→ O que se pede:
1. No texto sobre o ideal ascético, liste todas as palavras entre aspas que o autor apresenta como equivalentes de "melhorado".
2. Prossiga o texto sobre o ideal ascético a partir da última frase apresentada, mantendo o mesmo tom.

→ Texto de leitura:
------------------------------------------------------------------------
Cada excesso do sentimento que produzia dor, tudo que destruía, transtornava, rompia, transportava, extasiava, os segredos das câmaras de tortura, a engenhos idade do próprio inferno - tudo estava então descoberto, percebido, explorado, tudo estava à disposição do mago, tudo serviu desde então à vitória do seu ideal, do ideal ascético... "Meu reino não é deste mundo" - ele continuava a dizer: possuía realmente o direito de dizê-lo ainda?   
Todo excesso de sentimento dessa natureza tem o seu preço, está claro - ele torna o doente mais doente - as veementes revanches fisiológicas de tais excessos, inclusive talvez as perturbações mentais, no fundo não contradizem realmente o sentido dessa espécie de medicação: a qual, como foi mostrado, não objetiva curar doenças, mas combater a depressão, diminuindo e amortecendo o seu desprazer.
Em que consistiu sempre o "êxito"? Em um sistema nervoso arruinado, em acréscimo ao que já era enfermo; e isso no geral e no particular, nos indivíduos e nas massas Em seguida ao training de penitência e redenção encontramos tremendas epidemias epilépticas. 
Querendo-se [...] exprimir a ideia de que um tal sistema de tratamento melhorou o homem, não discordo: apenas acrescento que, para mim, "melhorado" significa - o mesmo que "domesticado", "enfraquecido", "desencorajado", "refinado", "embrandecido", "emasculado" (ou seja, quase o mesmo que lesado...). Mas tratando-se sobretudo de doentes, desgraçados, deprimidos, um tal sistema torna o doente invariavelmente mais doente, ainda que o torne "melhor".  

** Ciência como meio de entorpecimento. Formada por sujeitos sofredores que não querem confessar a si mesmos o que são, com gente que teme ganhar consciência. "[...] entre os doutos de hoje, é certo, existe um povo modesto e trabalhador que se compraz no seu cantinho, e que, por causa disso, por vezes eleva um tanto imodestamente a voz, afirmando que devemos estar satisfeitos, sobretudo na ciência - onde haveria tanto de útil a fazer".
------------------------------------------------------------------------
Dados de detecção de layout de documentos:

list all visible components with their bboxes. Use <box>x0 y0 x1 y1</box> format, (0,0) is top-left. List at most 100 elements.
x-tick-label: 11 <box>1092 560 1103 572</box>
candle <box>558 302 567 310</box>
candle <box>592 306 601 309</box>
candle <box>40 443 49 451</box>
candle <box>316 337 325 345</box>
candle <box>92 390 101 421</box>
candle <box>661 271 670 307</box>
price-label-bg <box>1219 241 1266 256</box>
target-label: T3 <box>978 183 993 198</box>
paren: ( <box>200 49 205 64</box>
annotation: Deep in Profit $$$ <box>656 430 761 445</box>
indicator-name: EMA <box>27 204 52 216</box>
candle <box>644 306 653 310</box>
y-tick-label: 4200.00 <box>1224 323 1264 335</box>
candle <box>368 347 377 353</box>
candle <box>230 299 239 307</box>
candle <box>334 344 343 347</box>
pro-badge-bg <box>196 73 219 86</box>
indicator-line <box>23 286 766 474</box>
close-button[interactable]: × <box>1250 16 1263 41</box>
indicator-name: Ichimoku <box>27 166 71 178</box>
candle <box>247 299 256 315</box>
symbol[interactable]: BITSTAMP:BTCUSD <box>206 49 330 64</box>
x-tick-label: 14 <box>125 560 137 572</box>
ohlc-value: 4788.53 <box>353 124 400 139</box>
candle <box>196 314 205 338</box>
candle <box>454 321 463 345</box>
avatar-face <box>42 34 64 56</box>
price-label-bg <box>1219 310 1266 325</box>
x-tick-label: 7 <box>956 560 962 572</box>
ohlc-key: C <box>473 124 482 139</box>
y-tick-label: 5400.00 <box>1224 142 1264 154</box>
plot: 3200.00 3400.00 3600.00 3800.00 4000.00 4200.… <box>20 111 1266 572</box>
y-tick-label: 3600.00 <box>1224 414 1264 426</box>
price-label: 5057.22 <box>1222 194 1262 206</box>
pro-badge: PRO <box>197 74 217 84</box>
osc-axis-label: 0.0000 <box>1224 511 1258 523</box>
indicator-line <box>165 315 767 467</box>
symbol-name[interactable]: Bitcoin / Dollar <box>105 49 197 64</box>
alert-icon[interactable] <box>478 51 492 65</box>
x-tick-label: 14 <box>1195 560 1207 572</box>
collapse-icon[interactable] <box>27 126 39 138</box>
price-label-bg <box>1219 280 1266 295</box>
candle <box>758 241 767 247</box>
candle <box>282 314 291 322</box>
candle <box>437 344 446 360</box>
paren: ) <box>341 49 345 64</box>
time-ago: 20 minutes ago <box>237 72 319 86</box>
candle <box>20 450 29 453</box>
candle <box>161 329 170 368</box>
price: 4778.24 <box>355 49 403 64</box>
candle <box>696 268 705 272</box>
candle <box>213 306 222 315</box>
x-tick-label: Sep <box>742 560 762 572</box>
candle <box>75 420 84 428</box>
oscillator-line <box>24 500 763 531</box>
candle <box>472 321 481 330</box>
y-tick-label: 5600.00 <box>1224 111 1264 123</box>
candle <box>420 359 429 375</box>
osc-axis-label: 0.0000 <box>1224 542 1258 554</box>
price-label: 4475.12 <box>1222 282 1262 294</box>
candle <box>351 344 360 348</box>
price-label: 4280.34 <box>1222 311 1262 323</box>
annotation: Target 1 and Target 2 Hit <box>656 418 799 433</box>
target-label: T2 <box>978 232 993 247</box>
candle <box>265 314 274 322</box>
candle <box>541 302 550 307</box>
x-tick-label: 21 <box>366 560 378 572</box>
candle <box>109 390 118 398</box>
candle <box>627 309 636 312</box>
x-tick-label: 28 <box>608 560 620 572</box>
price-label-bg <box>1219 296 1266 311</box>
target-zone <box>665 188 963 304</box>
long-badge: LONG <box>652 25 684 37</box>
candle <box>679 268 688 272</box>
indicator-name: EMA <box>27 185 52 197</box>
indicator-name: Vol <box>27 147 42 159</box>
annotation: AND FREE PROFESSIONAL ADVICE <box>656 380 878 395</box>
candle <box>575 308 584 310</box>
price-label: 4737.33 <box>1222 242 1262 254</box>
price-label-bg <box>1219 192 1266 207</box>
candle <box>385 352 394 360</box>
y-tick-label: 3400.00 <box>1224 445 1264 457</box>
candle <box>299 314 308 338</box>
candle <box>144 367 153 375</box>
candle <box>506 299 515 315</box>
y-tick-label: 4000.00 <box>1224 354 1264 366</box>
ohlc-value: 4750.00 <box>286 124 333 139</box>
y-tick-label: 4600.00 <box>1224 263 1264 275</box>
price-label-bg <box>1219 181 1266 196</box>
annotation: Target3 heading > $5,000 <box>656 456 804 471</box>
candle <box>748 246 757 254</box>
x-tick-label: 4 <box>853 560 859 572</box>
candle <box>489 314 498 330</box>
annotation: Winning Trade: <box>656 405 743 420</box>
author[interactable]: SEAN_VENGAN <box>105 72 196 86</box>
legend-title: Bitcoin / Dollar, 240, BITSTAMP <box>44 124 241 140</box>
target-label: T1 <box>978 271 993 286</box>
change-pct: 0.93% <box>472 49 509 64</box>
------------------------------------------------------------------------
→ Problemas resolvidos:
1. "domesticado", "enfraquecido", "desencorajado", "refinado", "embrandecido", "emasculado"

2.
** Incondicional vontade de verdade, característica da ciência (ideias platônicas segundo as quais "Deus é a verdade; a verdade é divina) >> Fé no ideal ascético. 


Não existe, a rigor, uma ciência sem pressupostos



** Ciência << >> Ascetismo 
Esta "ciência moderna" - abram os olhos! é no momento a melhor aliada do ideal ascético, precisamente por ser a mais involuntária, inconsciente, secreta, subterrânea! Precisamente a autodiminuição do homem, sua vontade de diminuir-se, não se acha em avanço irresistível desde Copérnico? Oh, a crença em sua dignidade, singularidade, insubstituibilidade na hierarquia dos seres se foi - ele se tornou bicho, animal, sem metáfora, restrição ou reserva, ele, que em sua fé anterior era quase Deus ("filho de Deus", "homem-Deus").

** A ciência, hoje, visa dissuadir o homem do apreço que até agora teve por si, como se este fosse tão somente uma extravagante presunção. OBS.: Crítica ao Evolucionismo, para o qual o homem é só mais uma entre bilhões de espécies?

** Se desconsideramos os ideais ascéticos, a existência do animal homem, até agora, não teve sentido algum. O ideal ascético significa que algo faltava, que uma monstruosa lacuna circundava o homem - ele não sabia justificar, explicar, afirmar a si mesmo, ele sofria do problema do seu sentido. A falta de sentido do sofrer, não o sofrimento em si mesmo, era a maldição que até então se estendia sobre a humanidade. O ideal ascético lhe ofereceu um sentido. 
Nele o sofrimento era interpretado; a monstruosa lacuna parecia preenchida; a porta se fechava para todo niilismo suicida. A interpretação trouxe consigo novo sofrimento, mais profundo, mais íntimo, mais venenoso e nocivo à vida: a culpa... Mas apesar de tudo o homem estava salvo, ele possuía um sentido, a partir de então não era mais uma folha ao vento, um brinquedo do absurdo, do sem-sentido, ele podia querer algo - não importando no momento para que direção, com que fim, com que meio ele queria: a vontade mesma estava salva.